- **Work to do**
Type out the complete listing below word for word, without its pictures.
-------
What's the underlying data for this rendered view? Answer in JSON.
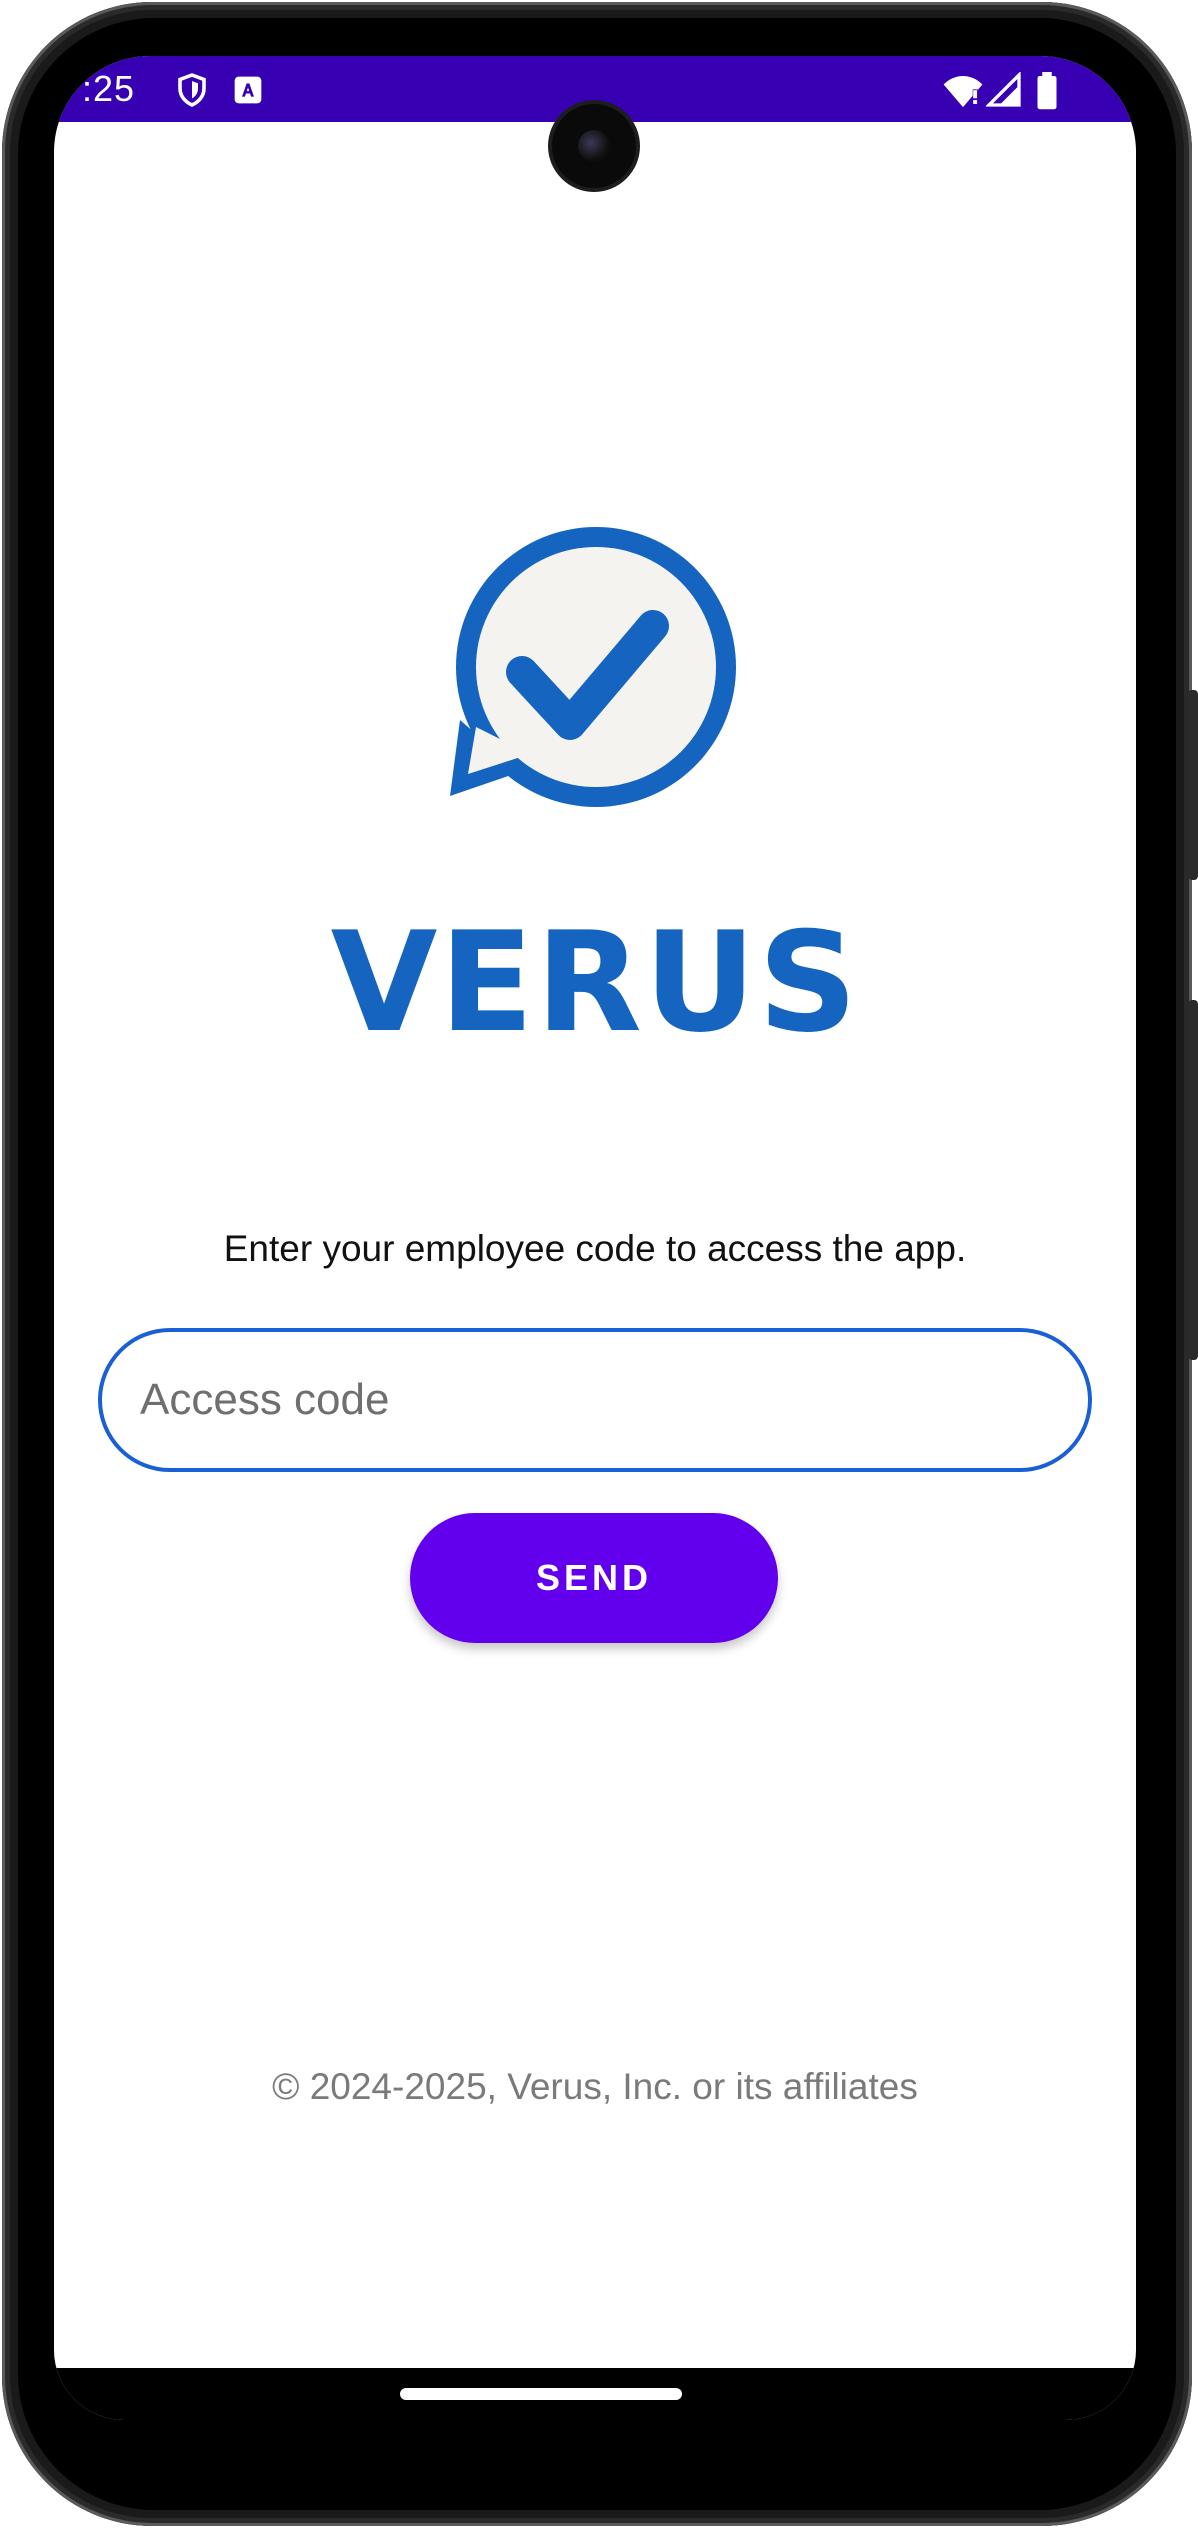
{
  "status_bar": {
    "time": ":25",
    "background_color": "#3700b3",
    "left_icons": [
      "shield-icon",
      "a-badge-icon"
    ],
    "right_icons": [
      "wifi-icon",
      "signal-icon",
      "battery-icon"
    ]
  },
  "app": {
    "logo_icon": "chat-check-icon",
    "brand_name": "VERUS",
    "brand_color": "#1565c0"
  },
  "login": {
    "prompt": "Enter your employee code to access the app.",
    "input_placeholder": "Access code",
    "input_value": "",
    "send_label": "SEND",
    "send_color": "#6200ee",
    "input_border_color": "#1a5fd6"
  },
  "footer": {
    "copyright": "© 2024-2025, Verus, Inc. or its affiliates"
  }
}
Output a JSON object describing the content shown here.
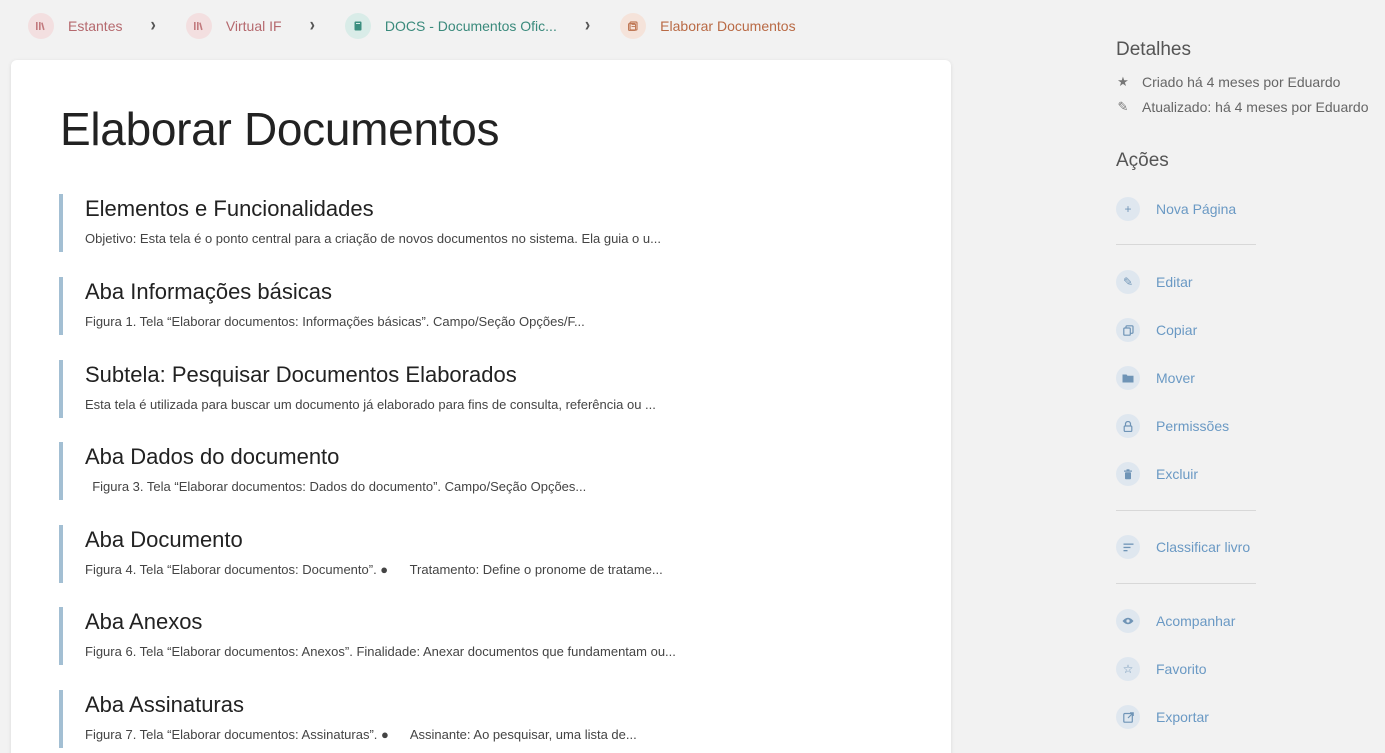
{
  "breadcrumb": {
    "items": [
      {
        "label": "Estantes",
        "icon": "shelves-icon"
      },
      {
        "label": "Virtual IF",
        "icon": "shelf-icon"
      },
      {
        "label": "DOCS - Documentos Ofic...",
        "icon": "book-icon"
      },
      {
        "label": "Elaborar Documentos",
        "icon": "chapter-icon"
      }
    ]
  },
  "main": {
    "title": "Elaborar Documentos",
    "entries": [
      {
        "title": "Elementos e Funcionalidades",
        "excerpt": "Objetivo: Esta tela é o ponto central para a criação de novos documentos no sistema. Ela guia o u..."
      },
      {
        "title": "Aba Informações básicas",
        "excerpt": "Figura 1. Tela “Elaborar documentos: Informações básicas”. Campo/Seção Opções/F..."
      },
      {
        "title": "Subtela: Pesquisar Documentos Elaborados",
        "excerpt": "Esta tela é utilizada para buscar um documento já elaborado para fins de consulta, referência ou ..."
      },
      {
        "title": "Aba Dados do documento",
        "excerpt": "  Figura 3. Tela “Elaborar documentos: Dados do documento”. Campo/Seção Opções..."
      },
      {
        "title": "Aba Documento",
        "excerpt": "Figura 4. Tela “Elaborar documentos: Documento”. ●      Tratamento: Define o pronome de tratame..."
      },
      {
        "title": "Aba Anexos",
        "excerpt": "Figura 6. Tela “Elaborar documentos: Anexos”. Finalidade: Anexar documentos que fundamentam ou..."
      },
      {
        "title": "Aba Assinaturas",
        "excerpt": "Figura 7. Tela “Elaborar documentos: Assinaturas”. ●      Assinante: Ao pesquisar, uma lista de..."
      }
    ]
  },
  "sidebar": {
    "details_heading": "Detalhes",
    "created": "Criado há 4 meses por Eduardo",
    "updated": "Atualizado: há 4 meses por Eduardo",
    "actions_heading": "Ações",
    "actions": {
      "new_page": "Nova Página",
      "edit": "Editar",
      "copy": "Copiar",
      "move": "Mover",
      "permissions": "Permissões",
      "delete": "Excluir",
      "sort_book": "Classificar livro",
      "watch": "Acompanhar",
      "favorite": "Favorito",
      "export": "Exportar"
    }
  },
  "colors": {
    "shelf_accent": "#b5696e",
    "book_accent": "#3a8a7c",
    "chapter_accent": "#b96a45",
    "link": "#6a99c4",
    "entry_border": "#a3bfd3"
  }
}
-------
- **Answer to this exercise**
What's the underlying data for this rendered view? Answer in JSON.
{
  "status_bar": {
    "time": ":25",
    "background_color": "#3700b3",
    "left_icons": [
      "shield-icon",
      "a-badge-icon"
    ],
    "right_icons": [
      "wifi-icon",
      "signal-icon",
      "battery-icon"
    ]
  },
  "app": {
    "logo_icon": "chat-check-icon",
    "brand_name": "VERUS",
    "brand_color": "#1565c0"
  },
  "login": {
    "prompt": "Enter your employee code to access the app.",
    "input_placeholder": "Access code",
    "input_value": "",
    "send_label": "SEND",
    "send_color": "#6200ee",
    "input_border_color": "#1a5fd6"
  },
  "footer": {
    "copyright": "© 2024-2025, Verus, Inc. or its affiliates"
  }
}
Output a JSON object describing the content shown here.
{
  "breadcrumb": {
    "items": [
      {
        "label": "Estantes",
        "icon": "shelves-icon"
      },
      {
        "label": "Virtual IF",
        "icon": "shelf-icon"
      },
      {
        "label": "DOCS - Documentos Ofic...",
        "icon": "book-icon"
      },
      {
        "label": "Elaborar Documentos",
        "icon": "chapter-icon"
      }
    ]
  },
  "main": {
    "title": "Elaborar Documentos",
    "entries": [
      {
        "title": "Elementos e Funcionalidades",
        "excerpt": "Objetivo: Esta tela é o ponto central para a criação de novos documentos no sistema. Ela guia o u..."
      },
      {
        "title": "Aba Informações básicas",
        "excerpt": "Figura 1. Tela “Elaborar documentos: Informações básicas”. Campo/Seção Opções/F..."
      },
      {
        "title": "Subtela: Pesquisar Documentos Elaborados",
        "excerpt": "Esta tela é utilizada para buscar um documento já elaborado para fins de consulta, referência ou ..."
      },
      {
        "title": "Aba Dados do documento",
        "excerpt": "  Figura 3. Tela “Elaborar documentos: Dados do documento”. Campo/Seção Opções..."
      },
      {
        "title": "Aba Documento",
        "excerpt": "Figura 4. Tela “Elaborar documentos: Documento”. ●      Tratamento: Define o pronome de tratame..."
      },
      {
        "title": "Aba Anexos",
        "excerpt": "Figura 6. Tela “Elaborar documentos: Anexos”. Finalidade: Anexar documentos que fundamentam ou..."
      },
      {
        "title": "Aba Assinaturas",
        "excerpt": "Figura 7. Tela “Elaborar documentos: Assinaturas”. ●      Assinante: Ao pesquisar, uma lista de..."
      }
    ]
  },
  "sidebar": {
    "details_heading": "Detalhes",
    "created": "Criado há 4 meses por Eduardo",
    "updated": "Atualizado: há 4 meses por Eduardo",
    "actions_heading": "Ações",
    "actions": {
      "new_page": "Nova Página",
      "edit": "Editar",
      "copy": "Copiar",
      "move": "Mover",
      "permissions": "Permissões",
      "delete": "Excluir",
      "sort_book": "Classificar livro",
      "watch": "Acompanhar",
      "favorite": "Favorito",
      "export": "Exportar"
    }
  },
  "colors": {
    "shelf_accent": "#b5696e",
    "book_accent": "#3a8a7c",
    "chapter_accent": "#b96a45",
    "link": "#6a99c4",
    "entry_border": "#a3bfd3"
  }
}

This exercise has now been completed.